Re: POC: Cleaning up orphaned files using undo logs

From: Thomas Munro <thomas(dot)munro(at)gmail(dot)com>
To: Andres Freund <andres(at)anarazel(dot)de>
Cc: Dmitry Dolgov <9erthalion6(at)gmail(dot)com>, Kuntal Ghosh <kuntalghosh(dot)2007(at)gmail(dot)com>, Pg Hackers <pgsql-hackers(at)postgresql(dot)org>
Subject: Re: POC: Cleaning up orphaned files using undo logs
Date: 2019-03-12 13:20:29
Message-ID: CA+hUKGKN42jB+ubCKru716HPtMbahdia39GwG5pLgWLMZ_y1ng@mail.gmail.com
Views: Raw Message | Whole Thread | Download mbox | Resend email
Thread:
Lists: pgsql-hackers

On Sun, Feb 3, 2019 at 11:09 PM Andres Freund <andres(at)anarazel(dot)de> wrote:
> On 2018-12-03 18:43:04 +1300, Thomas Munro wrote:
> > Sorry for my silence... I got stuck on a design problem with the lower
> > level undo log management code that I'm now close to having figured
> > out. I'll have a new patch soon.

Hello all,

Here's a new WIP version of this patch set. It builds on a fairly
deep stack of patches being developed by several people. As mentioned
before, it's a useful crash-test dummy for a whole stack of technology
we're working on, but it's also aiming to solve a real problem.

It currently fails in one regression test for a well understood
reason, fix on the way (see end), and there are some other stability
problems being worked on.

**EXTRACTED MATERIAL**
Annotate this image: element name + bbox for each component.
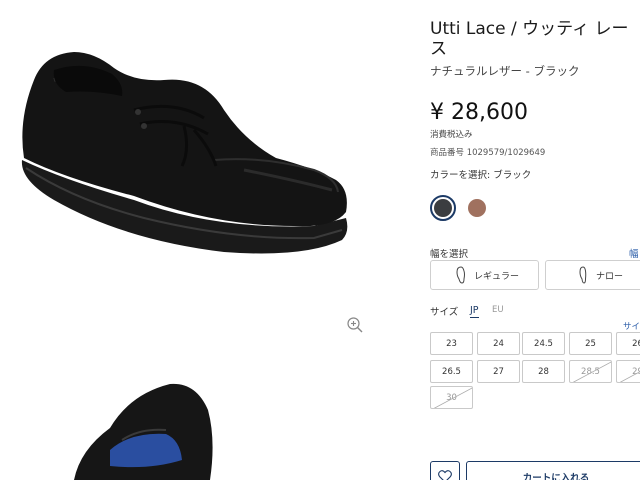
color-swatch-brown[interactable] (464, 195, 490, 221)
article-number: 商品番号 1029579/1029649 (430, 148, 546, 158)
add-to-cart-button[interactable]: カートに入れる (466, 461, 640, 480)
tax-note: 消費税込み (430, 130, 473, 140)
color-swatch-black[interactable] (430, 195, 456, 221)
width-option-regular[interactable]: レギュラー (430, 260, 539, 290)
size-option-30[interactable]: 30 (430, 386, 473, 409)
product-info-panel: Utti Lace / ウッティ レース ナチュラルレザー - ブラック ¥ 2… (430, 0, 640, 480)
size-option-label: 23 (446, 338, 457, 349)
size-system-jp[interactable]: JP (470, 304, 479, 318)
size-option-27[interactable]: 27 (477, 360, 520, 383)
width-label: 幅を選択 (430, 249, 469, 260)
size-label: サイズ (430, 307, 459, 318)
size-option-26[interactable]: 26 (616, 332, 640, 355)
size-system-eu[interactable]: EU (492, 305, 504, 315)
product-subtitle: ナチュラルレザー - ブラック (430, 64, 580, 78)
size-option-label: 28 (538, 366, 549, 377)
swatch-black-dot (434, 199, 452, 217)
width-option-narrow-label: ナロー (596, 271, 624, 282)
size-option-26-5[interactable]: 26.5 (430, 360, 473, 383)
product-title: Utti Lace / ウッティ レース (430, 19, 629, 59)
width-option-regular-label: レギュラー (474, 271, 520, 282)
foot-icon (579, 266, 587, 284)
size-option-24[interactable]: 24 (477, 332, 520, 355)
size-option-label: 24 (493, 338, 504, 349)
wishlist-button[interactable] (430, 461, 460, 480)
size-option-label: 26 (632, 338, 640, 349)
size-option-23[interactable]: 23 (430, 332, 473, 355)
product-image-secondary[interactable] (70, 380, 230, 480)
size-guide-link[interactable]: サイ (623, 320, 640, 332)
foot-icon (456, 266, 465, 284)
size-option-24-5[interactable]: 24.5 (522, 332, 565, 355)
size-option-25[interactable]: 25 (569, 332, 612, 355)
width-info-link[interactable]: 幅 (629, 246, 639, 260)
size-option-label: 27 (493, 366, 504, 377)
width-option-narrow[interactable]: ナロー (545, 260, 640, 290)
soldout-strike-icon (433, 387, 472, 408)
heart-icon (438, 469, 452, 480)
size-option-28[interactable]: 28 (522, 360, 565, 383)
color-label: カラーを選択: ブラック (430, 170, 532, 181)
product-price: ¥ 28,600 (430, 100, 528, 125)
size-option-28-5[interactable]: 28.5 (569, 360, 612, 383)
size-option-29[interactable]: 29 (616, 360, 640, 383)
swatch-brown-dot (468, 199, 486, 217)
size-option-label: 24.5 (534, 338, 553, 349)
size-option-label: 25 (585, 338, 596, 349)
color-swatches (430, 195, 490, 221)
product-gallery (0, 0, 410, 480)
soldout-strike-icon (572, 361, 611, 382)
size-option-label: 26.5 (442, 366, 461, 377)
soldout-strike-icon (619, 371, 640, 382)
product-image-main[interactable] (14, 40, 354, 265)
zoom-in-icon[interactable] (346, 316, 364, 334)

**GIVEN INSTRUCTION 1**
Copy the rows verbatim, beginning at the row that contains "color-swatch-brown[interactable] (464, 195, 490, 221)" and ending after the row that contains "size-option-24-5[interactable]: 24.5 (522, 332, 565, 355)".
**GIVEN INSTRUCTION 2**
Continue the mailing list message about cleaning up orphaned files with undo logs from where it stops.

**FINAL ANSWER 1**
color-swatch-brown[interactable] (464, 195, 490, 221)
article-number: 商品番号 1029579/1029649 (430, 148, 546, 158)
add-to-cart-button[interactable]: カートに入れる (466, 461, 640, 480)
tax-note: 消費税込み (430, 130, 473, 140)
color-swatch-black[interactable] (430, 195, 456, 221)
width-option-regular[interactable]: レギュラー (430, 260, 539, 290)
size-option-30[interactable]: 30 (430, 386, 473, 409)
product-info-panel: Utti Lace / ウッティ レース ナチュラルレザー - ブラック ¥ 2… (430, 0, 640, 480)
size-option-label: 23 (446, 338, 457, 349)
size-system-jp[interactable]: JP (470, 304, 479, 318)
size-option-27[interactable]: 27 (477, 360, 520, 383)
width-label: 幅を選択 (430, 249, 469, 260)
size-label: サイズ (430, 307, 459, 318)
size-option-26[interactable]: 26 (616, 332, 640, 355)
size-system-eu[interactable]: EU (492, 305, 504, 315)
product-subtitle: ナチュラルレザー - ブラック (430, 64, 580, 78)
size-option-label: 28 (538, 366, 549, 377)
swatch-black-dot (434, 199, 452, 217)
width-option-narrow-label: ナロー (596, 271, 624, 282)
size-option-26-5[interactable]: 26.5 (430, 360, 473, 383)
product-title: Utti Lace / ウッティ レース (430, 19, 629, 59)
width-option-regular-label: レギュラー (474, 271, 520, 282)
foot-icon (579, 266, 587, 284)
size-option-24[interactable]: 24 (477, 332, 520, 355)
size-option-label: 24 (493, 338, 504, 349)
wishlist-button[interactable] (430, 461, 460, 480)
size-option-label: 26 (632, 338, 640, 349)
size-option-23[interactable]: 23 (430, 332, 473, 355)
product-image-secondary[interactable] (70, 380, 230, 480)
size-guide-link[interactable]: サイ (623, 320, 640, 332)
foot-icon (456, 266, 465, 284)
size-option-24-5[interactable]: 24.5 (522, 332, 565, 355)

**FINAL ANSWER 2**
Here's a quick tour of the observable behaviour, having installed the
pg_buffercache and test_undorecord extensions:

==================

postgres=# begin;
BEGIN
postgres=# create table foo ();
CREATE TABLE

Check if our transaction has generated undo data:

postgres=# select logno, discard, insert, xid, pid from pg_stat_undo_logs ;
logno | discard | insert | xid | pid
-------+------------------+------------------+-----+-------
0 | 0000000000002CD9 | 0000000000002D1A | 476 | 39169
(1 row)

Here, we see that undo log number 0 has some undo data because discard
< insert. We can find out what it says:

postgres=# call dump_undo_records(0);
NOTICE: 0000000000002CD9: Storage: CREATE dbid=12916, tsid=1663,
relfile=16386; xid=476, next xact=0
CALL

The undo record shown there lives in shared buffers, and we can see
that it's in there with pg_buffercache (the new column smgrid 1 means
undo data; 0 is regular relation data):

postgres=# select bufferid, smgrid, relfilenode, relblocknumber,
isdirty, usagecount from pg_buffercache where smgrid = 1;
bufferid | smgrid | relfilenode | relblocknumber | isdirty | usagecount
----------+--------+-------------+----------------+---------+------------
3 | 1 | 0 | 1 | t | 5
(1 row)

Even though that's just a dirty page in shared buffers, if we crash
now and recover, it'll be recreated by a new WAL record that was
flushed *before* creating the relation file. We can see that with
pg_waldump:

rmgr: Storage ... PRECREATE base/12916/16384, blkref #0: smgr 1 rel
1663/0/0 blk 1 FPW
rmgr: Storage ... CREATE base/12916/16384

The PRECREATE record dirtied block 1 of undo log 0. In this case it
happened to include a FPW of the undo log page too, following the
usual rules. FPWs are rare for undo pages because of the
REGBUF_WILL_INIT optimisation that applies to the zeroed out pages
(which is most undo pages, due to the append-mostly access pattern).

Finally, we if commit we see the undo data is discarded by a
background worker, and if we roll back explicitly or crash and run
recovery, the file is unlinked. Here's an example of the crash case:

postgres=# begin;
BEGIN
postgres=# create table foo ();
CREATE TABLE
postgres=# select relfilenode from pg_class where relname = 'foo';
relfilenode
-------------
16395
(1 row)

postgres=# select pg_backend_pid();
pg_backend_pid
----------------
39169
(1 row)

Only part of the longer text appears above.